Aim of the task: From the listing below, select every line where the word "Annunal" appears.

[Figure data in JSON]
— BEGIN —
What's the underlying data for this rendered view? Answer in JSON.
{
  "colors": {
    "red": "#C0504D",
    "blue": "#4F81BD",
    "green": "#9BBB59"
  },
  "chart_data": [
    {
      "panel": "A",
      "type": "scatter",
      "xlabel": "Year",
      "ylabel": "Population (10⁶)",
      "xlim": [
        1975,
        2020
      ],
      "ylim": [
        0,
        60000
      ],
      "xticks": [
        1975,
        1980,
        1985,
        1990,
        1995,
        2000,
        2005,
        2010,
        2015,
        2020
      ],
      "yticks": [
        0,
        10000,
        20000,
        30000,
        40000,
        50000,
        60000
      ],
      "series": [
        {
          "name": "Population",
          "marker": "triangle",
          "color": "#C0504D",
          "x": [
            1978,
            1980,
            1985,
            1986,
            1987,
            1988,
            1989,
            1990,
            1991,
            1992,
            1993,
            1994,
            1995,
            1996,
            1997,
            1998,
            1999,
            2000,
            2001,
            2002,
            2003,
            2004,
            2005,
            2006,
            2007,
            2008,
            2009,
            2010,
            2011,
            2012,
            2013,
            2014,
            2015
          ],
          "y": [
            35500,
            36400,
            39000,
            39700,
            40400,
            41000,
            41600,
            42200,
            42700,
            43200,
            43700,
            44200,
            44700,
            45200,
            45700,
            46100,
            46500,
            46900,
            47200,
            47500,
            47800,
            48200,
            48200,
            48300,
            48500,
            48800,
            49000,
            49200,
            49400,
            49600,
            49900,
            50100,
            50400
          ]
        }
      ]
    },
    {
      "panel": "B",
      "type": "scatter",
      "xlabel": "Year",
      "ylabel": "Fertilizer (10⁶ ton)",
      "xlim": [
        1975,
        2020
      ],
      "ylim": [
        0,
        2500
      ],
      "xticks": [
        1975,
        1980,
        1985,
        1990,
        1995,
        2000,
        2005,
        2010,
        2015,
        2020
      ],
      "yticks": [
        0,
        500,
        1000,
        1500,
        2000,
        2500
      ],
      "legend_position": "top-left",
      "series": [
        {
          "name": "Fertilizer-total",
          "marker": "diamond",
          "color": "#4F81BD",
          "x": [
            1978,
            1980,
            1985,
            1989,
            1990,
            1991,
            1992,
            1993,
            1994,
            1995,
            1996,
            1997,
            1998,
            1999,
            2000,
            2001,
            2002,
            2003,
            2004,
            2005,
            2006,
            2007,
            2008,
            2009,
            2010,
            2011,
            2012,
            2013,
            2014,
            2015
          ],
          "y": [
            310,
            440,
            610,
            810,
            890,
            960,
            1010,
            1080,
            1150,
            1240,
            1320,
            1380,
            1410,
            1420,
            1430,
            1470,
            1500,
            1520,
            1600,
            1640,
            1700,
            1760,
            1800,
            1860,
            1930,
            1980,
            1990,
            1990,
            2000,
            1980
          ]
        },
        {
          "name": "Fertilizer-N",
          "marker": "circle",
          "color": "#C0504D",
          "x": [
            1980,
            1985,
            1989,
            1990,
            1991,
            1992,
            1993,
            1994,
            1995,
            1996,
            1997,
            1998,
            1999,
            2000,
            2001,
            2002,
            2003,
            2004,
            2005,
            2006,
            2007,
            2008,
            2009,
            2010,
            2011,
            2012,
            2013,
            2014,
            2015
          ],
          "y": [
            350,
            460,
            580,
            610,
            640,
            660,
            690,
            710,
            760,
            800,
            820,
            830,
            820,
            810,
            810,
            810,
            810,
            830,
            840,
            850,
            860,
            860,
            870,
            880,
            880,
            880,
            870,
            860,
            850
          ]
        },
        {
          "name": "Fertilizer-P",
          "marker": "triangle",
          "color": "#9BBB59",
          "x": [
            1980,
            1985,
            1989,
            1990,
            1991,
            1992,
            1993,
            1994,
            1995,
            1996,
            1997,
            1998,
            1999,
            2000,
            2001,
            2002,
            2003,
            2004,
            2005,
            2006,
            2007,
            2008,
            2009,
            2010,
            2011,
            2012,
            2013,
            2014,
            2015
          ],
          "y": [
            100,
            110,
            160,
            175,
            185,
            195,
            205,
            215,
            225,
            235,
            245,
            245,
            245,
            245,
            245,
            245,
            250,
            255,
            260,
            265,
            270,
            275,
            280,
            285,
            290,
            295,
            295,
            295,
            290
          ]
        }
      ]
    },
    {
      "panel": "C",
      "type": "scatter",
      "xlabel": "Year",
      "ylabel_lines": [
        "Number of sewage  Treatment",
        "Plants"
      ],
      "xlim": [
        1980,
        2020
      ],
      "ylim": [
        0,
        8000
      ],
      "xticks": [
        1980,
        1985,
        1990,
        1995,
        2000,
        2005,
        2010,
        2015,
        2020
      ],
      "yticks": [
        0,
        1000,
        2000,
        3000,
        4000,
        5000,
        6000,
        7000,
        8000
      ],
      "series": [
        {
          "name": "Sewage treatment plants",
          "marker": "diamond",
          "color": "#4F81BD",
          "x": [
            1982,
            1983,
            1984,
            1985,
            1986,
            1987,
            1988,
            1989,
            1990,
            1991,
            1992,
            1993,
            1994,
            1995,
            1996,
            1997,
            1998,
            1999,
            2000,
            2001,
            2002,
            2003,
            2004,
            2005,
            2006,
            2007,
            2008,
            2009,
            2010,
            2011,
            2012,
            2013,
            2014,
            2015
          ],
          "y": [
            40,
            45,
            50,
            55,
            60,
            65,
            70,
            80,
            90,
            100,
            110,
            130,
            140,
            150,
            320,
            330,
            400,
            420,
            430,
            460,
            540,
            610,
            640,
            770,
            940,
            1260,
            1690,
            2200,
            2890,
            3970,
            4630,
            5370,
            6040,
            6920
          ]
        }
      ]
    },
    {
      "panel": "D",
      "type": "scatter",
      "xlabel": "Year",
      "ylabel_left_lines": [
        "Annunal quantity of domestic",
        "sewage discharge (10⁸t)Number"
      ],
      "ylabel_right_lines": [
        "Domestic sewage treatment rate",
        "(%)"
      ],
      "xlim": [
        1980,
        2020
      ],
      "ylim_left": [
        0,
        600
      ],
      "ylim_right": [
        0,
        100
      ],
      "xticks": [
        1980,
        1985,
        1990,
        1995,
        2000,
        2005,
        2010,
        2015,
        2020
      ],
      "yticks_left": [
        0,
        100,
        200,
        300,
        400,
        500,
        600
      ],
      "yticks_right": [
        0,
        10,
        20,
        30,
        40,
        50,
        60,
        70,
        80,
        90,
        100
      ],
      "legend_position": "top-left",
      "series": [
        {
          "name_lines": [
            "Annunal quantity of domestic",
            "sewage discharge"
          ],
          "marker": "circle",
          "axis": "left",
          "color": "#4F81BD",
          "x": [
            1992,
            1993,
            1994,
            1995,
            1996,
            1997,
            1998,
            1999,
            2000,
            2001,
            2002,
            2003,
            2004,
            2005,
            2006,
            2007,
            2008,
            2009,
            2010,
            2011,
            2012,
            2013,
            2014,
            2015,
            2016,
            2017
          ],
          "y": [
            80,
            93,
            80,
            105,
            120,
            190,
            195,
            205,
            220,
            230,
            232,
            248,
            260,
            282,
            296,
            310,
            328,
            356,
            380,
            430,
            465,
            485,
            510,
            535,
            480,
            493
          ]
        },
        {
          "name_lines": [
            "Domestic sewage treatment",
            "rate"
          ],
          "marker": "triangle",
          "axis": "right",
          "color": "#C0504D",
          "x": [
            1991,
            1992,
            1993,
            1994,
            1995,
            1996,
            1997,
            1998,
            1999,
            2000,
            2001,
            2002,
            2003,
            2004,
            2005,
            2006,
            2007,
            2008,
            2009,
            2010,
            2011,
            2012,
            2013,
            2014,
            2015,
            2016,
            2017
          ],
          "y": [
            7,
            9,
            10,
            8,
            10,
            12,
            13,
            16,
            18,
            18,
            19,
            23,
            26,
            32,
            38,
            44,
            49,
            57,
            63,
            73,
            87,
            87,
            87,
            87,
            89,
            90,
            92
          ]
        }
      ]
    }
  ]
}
— END —
Correct result:
        "Annunal quantity of domestic",
            "Annunal quantity of domestic",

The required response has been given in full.